----- Data supplied
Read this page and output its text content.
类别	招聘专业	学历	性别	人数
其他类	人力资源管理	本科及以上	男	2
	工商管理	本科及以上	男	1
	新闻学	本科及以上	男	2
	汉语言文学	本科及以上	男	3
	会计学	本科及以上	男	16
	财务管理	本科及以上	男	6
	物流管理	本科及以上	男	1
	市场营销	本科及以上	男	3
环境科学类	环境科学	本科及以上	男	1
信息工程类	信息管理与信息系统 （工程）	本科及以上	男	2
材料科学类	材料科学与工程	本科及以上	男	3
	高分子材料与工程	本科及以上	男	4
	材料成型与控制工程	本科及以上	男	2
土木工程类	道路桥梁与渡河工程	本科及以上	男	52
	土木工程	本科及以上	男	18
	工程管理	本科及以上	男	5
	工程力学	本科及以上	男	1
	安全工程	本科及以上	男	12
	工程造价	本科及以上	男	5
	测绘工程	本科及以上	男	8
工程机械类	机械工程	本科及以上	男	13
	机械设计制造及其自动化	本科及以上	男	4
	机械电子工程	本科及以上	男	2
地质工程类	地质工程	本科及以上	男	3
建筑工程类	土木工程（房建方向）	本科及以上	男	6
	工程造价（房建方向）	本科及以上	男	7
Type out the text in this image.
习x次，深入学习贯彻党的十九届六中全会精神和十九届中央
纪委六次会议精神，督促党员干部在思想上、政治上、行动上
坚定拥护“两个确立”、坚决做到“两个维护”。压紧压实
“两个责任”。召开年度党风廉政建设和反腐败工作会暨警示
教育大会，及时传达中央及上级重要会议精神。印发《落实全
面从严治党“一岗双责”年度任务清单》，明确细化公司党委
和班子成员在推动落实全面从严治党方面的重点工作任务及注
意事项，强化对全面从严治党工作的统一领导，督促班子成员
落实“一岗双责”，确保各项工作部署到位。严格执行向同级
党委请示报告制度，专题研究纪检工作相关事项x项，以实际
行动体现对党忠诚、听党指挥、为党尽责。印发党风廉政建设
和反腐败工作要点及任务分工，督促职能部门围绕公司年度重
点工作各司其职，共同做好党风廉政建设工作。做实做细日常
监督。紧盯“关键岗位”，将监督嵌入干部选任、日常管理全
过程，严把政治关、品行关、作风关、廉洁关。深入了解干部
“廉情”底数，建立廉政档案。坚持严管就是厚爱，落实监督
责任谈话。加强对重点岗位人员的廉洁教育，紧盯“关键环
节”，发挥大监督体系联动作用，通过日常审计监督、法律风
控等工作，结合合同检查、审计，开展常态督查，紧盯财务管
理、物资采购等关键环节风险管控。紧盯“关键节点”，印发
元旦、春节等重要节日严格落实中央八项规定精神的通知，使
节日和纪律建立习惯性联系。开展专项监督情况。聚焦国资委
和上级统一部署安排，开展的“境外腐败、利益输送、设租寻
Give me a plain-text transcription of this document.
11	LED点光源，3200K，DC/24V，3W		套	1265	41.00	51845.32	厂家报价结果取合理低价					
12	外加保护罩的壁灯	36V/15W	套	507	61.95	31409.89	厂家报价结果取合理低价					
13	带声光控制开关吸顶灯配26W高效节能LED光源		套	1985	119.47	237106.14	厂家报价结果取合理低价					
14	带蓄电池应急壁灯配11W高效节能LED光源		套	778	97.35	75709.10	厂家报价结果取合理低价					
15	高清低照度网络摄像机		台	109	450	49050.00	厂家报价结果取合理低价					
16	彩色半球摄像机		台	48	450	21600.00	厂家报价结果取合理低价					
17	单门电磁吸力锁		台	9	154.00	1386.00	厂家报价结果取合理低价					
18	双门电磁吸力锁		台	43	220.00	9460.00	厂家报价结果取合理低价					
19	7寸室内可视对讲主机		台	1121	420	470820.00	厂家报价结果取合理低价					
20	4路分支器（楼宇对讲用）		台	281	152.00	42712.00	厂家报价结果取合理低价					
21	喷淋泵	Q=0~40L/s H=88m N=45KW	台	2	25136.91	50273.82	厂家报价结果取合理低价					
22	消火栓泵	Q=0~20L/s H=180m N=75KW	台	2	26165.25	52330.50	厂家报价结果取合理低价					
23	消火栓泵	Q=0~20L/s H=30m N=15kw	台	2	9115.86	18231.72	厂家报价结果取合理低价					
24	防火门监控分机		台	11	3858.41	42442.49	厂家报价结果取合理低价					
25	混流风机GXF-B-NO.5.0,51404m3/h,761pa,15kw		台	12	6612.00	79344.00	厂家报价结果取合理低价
----------
Work instructions:
Exact output of every entry is required.

Expected answer:
Read this page and output its text content.
类别	招聘专业	学历	性别	人数
其他类	人力资源管理	本科及以上	男	2
	工商管理	本科及以上	男	1
	新闻学	本科及以上	男	2
	汉语言文学	本科及以上	男	3
	会计学	本科及以上	男	16
	财务管理	本科及以上	男	6
	物流管理	本科及以上	男	1
	市场营销	本科及以上	男	3
环境科学类	环境科学	本科及以上	男	1
信息工程类	信息管理与信息系统 （工程）	本科及以上	男	2
材料科学类	材料科学与工程	本科及以上	男	3
	高分子材料与工程	本科及以上	男	4
	材料成型与控制工程	本科及以上	男	2
土木工程类	道路桥梁与渡河工程	本科及以上	男	52
	土木工程	本科及以上	男	18
	工程管理	本科及以上	男	5
	工程力学	本科及以上	男	1
	安全工程	本科及以上	男	12
	工程造价	本科及以上	男	5
	测绘工程	本科及以上	男	8
工程机械类	机械工程	本科及以上	男	13
	机械设计制造及其自动化	本科及以上	男	4
	机械电子工程	本科及以上	男	2
地质工程类	地质工程	本科及以上	男	3
建筑工程类	土木工程（房建方向）	本科及以上	男	6
	工程造价（房建方向）	本科及以上	男	7
Type out the text in this image.
习x次，深入学习贯彻党的十九届六中全会精神和十九届中央
纪委六次会议精神，督促党员干部在思想上、政治上、行动上
坚定拥护“两个确立”、坚决做到“两个维护”。压紧压实
“两个责任”。召开年度党风廉政建设和反腐败工作会暨警示
教育大会，及时传达中央及上级重要会议精神。印发《落实全
面从严治党“一岗双责”年度任务清单》，明确细化公司党委
和班子成员在推动落实全面从严治党方面的重点工作任务及注
意事项，强化对全面从严治党工作的统一领导，督促班子成员
落实“一岗双责”，确保各项工作部署到位。严格执行向同级
党委请示报告制度，专题研究纪检工作相关事项x项，以实际
行动体现对党忠诚、听党指挥、为党尽责。印发党风廉政建设
和反腐败工作要点及任务分工，督促职能部门围绕公司年度重
点工作各司其职，共同做好党风廉政建设工作。做实做细日常
监督。紧盯“关键岗位”，将监督嵌入干部选任、日常管理全
过程，严把政治关、品行关、作风关、廉洁关。深入了解干部
“廉情”底数，建立廉政档案。坚持严管就是厚爱，落实监督
责任谈话。加强对重点岗位人员的廉洁教育，紧盯“关键环
节”，发挥大监督体系联动作用，通过日常审计监督、法律风
控等工作，结合合同检查、审计，开展常态督查，紧盯财务管
理、物资采购等关键环节风险管控。紧盯“关键节点”，印发
元旦、春节等重要节日严格落实中央八项规定精神的通知，使
节日和纪律建立习惯性联系。开展专项监督情况。聚焦国资委
和上级统一部署安排，开展的“境外腐败、利益输送、设租寻
Give me a plain-text transcription of this document.
11	LED点光源，3200K，DC/24V，3W		套	1265	41.00	51845.32	厂家报价结果取合理低价					
12	外加保护罩的壁灯	36V/15W	套	507	61.95	31409.89	厂家报价结果取合理低价					
13	带声光控制开关吸顶灯配26W高效节能LED光源		套	1985	119.47	237106.14	厂家报价结果取合理低价					
14	带蓄电池应急壁灯配11W高效节能LED光源		套	778	97.35	75709.10	厂家报价结果取合理低价					
15	高清低照度网络摄像机		台	109	450	49050.00	厂家报价结果取合理低价					
16	彩色半球摄像机		台	48	450	21600.00	厂家报价结果取合理低价					
17	单门电磁吸力锁		台	9	154.00	1386.00	厂家报价结果取合理低价					
18	双门电磁吸力锁		台	43	220.00	9460.00	厂家报价结果取合理低价					
19	7寸室内可视对讲主机		台	1121	420	470820.00	厂家报价结果取合理低价					
20	4路分支器（楼宇对讲用）		台	281	152.00	42712.00	厂家报价结果取合理低价					
21	喷淋泵	Q=0~40L/s H=88m N=45KW	台	2	25136.91	50273.82	厂家报价结果取合理低价					
22	消火栓泵	Q=0~20L/s H=180m N=75KW	台	2	26165.25	52330.50	厂家报价结果取合理低价					
23	消火栓泵	Q=0~20L/s H=30m N=15kw	台	2	9115.86	18231.72	厂家报价结果取合理低价					
24	防火门监控分机		台	11	3858.41	42442.49	厂家报价结果取合理低价					
25	混流风机GXF-B-NO.5.0,51404m3/h,761pa,15kw		台	12	6612.00	79344.00	厂家报价结果取合理低价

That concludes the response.